Return the count of lines with the string "防止其数量过度增加" in them, and nothing else.

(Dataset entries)
◆ ◆ ◆ ◆ ◆ ◆ ◆

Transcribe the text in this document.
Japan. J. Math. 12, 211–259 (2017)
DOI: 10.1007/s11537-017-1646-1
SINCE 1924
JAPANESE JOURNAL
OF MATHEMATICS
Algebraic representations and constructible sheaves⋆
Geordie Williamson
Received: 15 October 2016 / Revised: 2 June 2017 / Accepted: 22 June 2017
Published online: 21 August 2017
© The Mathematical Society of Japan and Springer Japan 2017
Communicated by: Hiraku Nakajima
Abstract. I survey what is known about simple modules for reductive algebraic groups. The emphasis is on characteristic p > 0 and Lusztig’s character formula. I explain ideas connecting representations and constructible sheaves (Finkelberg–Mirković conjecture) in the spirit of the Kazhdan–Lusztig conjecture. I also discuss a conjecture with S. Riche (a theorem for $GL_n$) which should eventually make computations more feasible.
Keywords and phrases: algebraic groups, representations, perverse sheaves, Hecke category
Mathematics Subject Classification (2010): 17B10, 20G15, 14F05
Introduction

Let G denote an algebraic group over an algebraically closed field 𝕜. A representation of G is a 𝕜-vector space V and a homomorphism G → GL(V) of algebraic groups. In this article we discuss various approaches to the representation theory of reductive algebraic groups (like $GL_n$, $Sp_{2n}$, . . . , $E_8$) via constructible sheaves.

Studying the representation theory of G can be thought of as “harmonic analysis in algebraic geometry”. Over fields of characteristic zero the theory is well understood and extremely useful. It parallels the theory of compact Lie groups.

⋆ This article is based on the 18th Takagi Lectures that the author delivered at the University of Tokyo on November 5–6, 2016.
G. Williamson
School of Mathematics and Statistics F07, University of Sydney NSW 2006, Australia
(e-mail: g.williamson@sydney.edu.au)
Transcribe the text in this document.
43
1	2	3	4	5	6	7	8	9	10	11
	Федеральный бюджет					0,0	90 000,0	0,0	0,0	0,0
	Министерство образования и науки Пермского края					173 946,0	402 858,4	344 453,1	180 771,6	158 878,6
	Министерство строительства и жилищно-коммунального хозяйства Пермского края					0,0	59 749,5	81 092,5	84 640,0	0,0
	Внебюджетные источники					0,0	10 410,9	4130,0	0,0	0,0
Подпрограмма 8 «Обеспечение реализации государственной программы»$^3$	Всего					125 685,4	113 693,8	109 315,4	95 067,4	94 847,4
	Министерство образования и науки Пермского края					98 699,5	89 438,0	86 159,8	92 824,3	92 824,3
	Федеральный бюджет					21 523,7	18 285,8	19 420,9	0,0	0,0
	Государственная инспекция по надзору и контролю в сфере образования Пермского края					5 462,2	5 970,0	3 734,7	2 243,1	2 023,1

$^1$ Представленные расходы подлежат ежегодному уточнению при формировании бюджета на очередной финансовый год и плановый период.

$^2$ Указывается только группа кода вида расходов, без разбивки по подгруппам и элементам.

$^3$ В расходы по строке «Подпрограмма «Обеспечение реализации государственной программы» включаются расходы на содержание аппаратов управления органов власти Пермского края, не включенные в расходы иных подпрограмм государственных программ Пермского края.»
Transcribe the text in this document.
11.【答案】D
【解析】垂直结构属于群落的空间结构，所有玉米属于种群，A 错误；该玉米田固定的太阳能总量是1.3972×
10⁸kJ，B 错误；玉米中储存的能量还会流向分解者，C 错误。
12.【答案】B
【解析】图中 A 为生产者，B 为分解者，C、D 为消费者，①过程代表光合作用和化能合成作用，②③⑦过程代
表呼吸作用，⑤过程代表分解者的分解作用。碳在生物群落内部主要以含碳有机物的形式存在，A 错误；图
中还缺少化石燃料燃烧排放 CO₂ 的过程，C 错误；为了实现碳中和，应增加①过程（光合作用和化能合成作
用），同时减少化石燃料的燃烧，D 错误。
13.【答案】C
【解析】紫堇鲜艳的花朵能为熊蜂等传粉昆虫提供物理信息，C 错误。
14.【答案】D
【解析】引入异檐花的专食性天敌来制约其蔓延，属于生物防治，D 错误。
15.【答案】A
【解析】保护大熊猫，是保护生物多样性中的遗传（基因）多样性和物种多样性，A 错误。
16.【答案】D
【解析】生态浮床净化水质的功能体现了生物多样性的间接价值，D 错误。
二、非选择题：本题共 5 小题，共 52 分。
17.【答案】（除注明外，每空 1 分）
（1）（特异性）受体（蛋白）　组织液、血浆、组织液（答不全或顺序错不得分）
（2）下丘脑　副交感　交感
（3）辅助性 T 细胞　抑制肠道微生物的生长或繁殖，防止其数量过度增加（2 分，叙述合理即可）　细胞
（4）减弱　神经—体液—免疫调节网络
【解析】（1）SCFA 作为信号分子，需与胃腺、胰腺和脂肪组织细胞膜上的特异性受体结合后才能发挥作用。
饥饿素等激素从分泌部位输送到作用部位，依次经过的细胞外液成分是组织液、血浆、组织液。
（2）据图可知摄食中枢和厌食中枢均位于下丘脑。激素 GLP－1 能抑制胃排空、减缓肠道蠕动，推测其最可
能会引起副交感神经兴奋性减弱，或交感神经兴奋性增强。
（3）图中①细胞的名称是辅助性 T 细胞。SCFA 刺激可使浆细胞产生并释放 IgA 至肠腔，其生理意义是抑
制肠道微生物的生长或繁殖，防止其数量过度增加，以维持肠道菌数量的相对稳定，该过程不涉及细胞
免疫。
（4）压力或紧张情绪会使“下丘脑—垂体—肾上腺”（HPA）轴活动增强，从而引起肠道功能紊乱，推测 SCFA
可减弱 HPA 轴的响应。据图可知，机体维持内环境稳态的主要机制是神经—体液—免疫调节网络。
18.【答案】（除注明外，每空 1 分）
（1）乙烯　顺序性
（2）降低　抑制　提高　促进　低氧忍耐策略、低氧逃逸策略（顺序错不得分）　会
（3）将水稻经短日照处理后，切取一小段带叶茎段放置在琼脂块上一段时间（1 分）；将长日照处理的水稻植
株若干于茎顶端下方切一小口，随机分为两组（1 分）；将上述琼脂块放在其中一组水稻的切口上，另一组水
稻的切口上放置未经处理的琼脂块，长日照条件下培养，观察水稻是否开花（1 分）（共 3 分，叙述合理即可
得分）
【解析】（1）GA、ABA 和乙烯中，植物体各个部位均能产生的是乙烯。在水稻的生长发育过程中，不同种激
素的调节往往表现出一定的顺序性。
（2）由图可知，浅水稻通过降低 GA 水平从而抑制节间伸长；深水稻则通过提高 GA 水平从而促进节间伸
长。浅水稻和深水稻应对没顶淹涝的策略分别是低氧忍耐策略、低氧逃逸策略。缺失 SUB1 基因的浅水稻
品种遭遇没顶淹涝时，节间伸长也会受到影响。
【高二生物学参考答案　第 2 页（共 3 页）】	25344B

◆ ◆ ◆ ◆ ◆ ◆ ◆

**The reply**. 2